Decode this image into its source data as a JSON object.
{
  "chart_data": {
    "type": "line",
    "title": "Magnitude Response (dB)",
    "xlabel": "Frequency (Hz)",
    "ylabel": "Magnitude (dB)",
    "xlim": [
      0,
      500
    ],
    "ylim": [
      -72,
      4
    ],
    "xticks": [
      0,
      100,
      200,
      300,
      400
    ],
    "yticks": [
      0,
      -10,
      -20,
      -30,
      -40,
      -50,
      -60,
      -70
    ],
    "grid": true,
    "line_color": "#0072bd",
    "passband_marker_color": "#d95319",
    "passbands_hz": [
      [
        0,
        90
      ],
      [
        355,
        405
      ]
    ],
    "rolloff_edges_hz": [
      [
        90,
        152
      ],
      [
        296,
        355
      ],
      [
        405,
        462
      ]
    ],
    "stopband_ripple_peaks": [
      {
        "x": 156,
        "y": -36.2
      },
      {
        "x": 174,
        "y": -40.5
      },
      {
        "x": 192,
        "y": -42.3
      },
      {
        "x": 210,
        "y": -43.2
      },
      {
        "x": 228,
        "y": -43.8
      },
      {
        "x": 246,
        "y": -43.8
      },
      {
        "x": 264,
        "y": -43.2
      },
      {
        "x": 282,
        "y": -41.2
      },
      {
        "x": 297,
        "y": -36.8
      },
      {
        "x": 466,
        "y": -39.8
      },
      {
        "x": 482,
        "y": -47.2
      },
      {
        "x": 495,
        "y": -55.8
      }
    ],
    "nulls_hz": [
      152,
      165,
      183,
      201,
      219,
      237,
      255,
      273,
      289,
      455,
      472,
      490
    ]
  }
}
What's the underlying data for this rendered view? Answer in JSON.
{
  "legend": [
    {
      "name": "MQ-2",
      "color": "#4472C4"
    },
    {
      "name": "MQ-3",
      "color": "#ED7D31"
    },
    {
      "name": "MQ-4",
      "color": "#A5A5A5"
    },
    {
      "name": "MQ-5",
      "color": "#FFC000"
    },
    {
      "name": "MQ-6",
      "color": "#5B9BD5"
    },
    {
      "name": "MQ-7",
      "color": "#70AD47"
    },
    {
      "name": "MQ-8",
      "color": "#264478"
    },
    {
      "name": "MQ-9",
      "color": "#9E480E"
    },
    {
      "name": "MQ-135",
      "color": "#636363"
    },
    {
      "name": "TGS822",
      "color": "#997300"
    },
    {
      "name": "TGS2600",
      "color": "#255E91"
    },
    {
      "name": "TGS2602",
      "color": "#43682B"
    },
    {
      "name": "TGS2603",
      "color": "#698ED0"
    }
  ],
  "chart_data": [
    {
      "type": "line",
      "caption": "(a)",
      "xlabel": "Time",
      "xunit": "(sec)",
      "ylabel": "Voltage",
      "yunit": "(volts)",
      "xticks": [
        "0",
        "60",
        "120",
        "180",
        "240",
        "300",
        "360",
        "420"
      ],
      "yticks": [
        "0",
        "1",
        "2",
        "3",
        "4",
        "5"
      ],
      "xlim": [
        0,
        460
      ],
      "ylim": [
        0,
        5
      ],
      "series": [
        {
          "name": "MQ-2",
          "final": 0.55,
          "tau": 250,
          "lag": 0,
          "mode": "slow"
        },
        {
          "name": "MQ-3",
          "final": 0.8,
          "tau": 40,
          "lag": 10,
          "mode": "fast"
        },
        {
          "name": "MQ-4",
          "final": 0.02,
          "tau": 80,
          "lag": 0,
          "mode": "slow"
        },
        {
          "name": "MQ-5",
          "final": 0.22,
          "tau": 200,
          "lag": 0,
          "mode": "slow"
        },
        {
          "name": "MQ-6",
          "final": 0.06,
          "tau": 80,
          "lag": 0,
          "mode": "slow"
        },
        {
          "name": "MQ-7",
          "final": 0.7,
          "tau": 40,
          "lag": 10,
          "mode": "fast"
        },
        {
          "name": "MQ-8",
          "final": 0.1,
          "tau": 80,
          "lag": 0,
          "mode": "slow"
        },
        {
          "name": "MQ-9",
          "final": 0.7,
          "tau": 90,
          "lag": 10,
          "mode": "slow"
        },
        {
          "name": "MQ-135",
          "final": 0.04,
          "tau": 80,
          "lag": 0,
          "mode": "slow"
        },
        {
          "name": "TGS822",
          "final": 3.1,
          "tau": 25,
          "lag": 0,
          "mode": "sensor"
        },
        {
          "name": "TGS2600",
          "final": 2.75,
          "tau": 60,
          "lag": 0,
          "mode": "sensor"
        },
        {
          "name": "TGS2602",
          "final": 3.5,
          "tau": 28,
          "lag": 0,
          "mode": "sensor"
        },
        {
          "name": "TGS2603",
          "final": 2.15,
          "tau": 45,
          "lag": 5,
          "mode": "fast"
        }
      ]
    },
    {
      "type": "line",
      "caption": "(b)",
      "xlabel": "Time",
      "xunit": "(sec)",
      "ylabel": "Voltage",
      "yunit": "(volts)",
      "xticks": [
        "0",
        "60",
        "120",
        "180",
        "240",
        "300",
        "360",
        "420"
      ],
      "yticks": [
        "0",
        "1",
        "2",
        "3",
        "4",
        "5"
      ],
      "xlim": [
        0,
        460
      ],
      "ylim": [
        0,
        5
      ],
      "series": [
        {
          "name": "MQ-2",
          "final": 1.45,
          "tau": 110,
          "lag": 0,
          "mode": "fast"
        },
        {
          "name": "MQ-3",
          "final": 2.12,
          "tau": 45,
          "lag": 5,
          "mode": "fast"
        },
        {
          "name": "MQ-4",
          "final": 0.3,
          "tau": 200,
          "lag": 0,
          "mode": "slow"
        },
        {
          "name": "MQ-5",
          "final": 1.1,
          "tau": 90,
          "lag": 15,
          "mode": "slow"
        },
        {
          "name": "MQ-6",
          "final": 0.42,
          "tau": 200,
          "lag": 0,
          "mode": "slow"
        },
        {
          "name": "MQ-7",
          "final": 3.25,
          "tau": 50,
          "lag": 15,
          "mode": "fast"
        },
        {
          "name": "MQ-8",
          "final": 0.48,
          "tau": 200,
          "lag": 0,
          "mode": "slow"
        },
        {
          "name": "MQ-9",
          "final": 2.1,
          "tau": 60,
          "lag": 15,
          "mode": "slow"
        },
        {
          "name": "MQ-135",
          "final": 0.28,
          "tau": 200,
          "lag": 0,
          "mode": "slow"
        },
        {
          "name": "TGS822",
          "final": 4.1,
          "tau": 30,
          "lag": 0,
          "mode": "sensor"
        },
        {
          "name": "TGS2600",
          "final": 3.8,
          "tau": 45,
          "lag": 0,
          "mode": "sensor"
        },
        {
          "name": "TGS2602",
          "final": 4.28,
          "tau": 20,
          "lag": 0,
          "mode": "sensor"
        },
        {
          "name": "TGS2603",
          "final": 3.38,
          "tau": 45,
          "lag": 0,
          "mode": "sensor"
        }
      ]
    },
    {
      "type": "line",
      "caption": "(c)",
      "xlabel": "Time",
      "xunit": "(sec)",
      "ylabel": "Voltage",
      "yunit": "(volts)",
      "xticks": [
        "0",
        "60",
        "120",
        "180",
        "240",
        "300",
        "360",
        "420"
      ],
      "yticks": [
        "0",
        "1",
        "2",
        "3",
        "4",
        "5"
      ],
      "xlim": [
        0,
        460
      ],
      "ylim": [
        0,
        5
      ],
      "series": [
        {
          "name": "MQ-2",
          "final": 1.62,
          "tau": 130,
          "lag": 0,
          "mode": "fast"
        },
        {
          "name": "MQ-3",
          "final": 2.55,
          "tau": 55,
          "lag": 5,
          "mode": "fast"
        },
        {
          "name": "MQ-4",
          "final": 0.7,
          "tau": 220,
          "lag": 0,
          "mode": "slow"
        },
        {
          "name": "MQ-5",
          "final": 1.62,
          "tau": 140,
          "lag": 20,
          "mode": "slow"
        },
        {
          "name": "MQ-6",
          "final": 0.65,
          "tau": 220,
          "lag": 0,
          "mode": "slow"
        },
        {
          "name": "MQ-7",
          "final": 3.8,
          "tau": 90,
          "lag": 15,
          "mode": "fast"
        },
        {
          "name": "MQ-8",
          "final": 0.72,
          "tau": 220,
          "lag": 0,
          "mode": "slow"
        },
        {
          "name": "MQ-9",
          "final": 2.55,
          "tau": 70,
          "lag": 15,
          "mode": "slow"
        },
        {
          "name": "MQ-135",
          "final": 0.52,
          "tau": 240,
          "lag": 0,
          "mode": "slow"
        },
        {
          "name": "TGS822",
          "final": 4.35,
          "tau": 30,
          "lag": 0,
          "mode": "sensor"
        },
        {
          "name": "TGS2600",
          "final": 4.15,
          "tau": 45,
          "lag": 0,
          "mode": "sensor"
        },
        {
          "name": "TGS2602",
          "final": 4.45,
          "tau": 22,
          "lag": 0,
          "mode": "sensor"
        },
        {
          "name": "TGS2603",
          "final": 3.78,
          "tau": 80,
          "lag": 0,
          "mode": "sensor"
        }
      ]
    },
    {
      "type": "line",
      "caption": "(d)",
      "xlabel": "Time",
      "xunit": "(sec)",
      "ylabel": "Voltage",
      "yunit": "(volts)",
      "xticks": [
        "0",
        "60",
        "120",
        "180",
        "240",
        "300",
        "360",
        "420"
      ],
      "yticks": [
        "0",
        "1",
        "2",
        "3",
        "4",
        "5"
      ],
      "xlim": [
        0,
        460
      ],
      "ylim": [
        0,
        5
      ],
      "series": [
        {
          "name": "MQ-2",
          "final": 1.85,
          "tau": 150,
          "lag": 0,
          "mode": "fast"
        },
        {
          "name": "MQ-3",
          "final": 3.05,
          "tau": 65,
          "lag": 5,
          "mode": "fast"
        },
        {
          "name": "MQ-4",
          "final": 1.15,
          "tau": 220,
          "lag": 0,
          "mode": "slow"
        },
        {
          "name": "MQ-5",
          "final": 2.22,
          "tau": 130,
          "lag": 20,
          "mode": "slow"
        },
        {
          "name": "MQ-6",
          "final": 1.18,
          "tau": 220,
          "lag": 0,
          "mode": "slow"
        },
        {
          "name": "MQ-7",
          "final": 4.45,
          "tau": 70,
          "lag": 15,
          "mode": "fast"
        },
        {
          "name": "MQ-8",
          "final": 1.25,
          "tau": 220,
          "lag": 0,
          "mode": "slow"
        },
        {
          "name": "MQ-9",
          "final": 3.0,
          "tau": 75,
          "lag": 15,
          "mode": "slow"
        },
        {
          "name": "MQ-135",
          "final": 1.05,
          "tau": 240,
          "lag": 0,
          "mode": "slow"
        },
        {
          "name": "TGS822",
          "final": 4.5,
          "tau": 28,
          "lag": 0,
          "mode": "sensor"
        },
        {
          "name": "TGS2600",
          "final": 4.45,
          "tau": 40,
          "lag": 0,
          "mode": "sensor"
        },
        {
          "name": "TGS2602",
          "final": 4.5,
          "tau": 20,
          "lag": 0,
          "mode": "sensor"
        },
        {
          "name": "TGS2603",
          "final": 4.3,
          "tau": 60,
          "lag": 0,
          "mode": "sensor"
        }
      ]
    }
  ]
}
◆ ◆ ◆ ◆
Task directions. Pick out every line holding the string "JSON" and return it.

Exercise output.
Decode this image into its source data as a JSON object.
What's the underlying data for this rendered view? Answer in JSON.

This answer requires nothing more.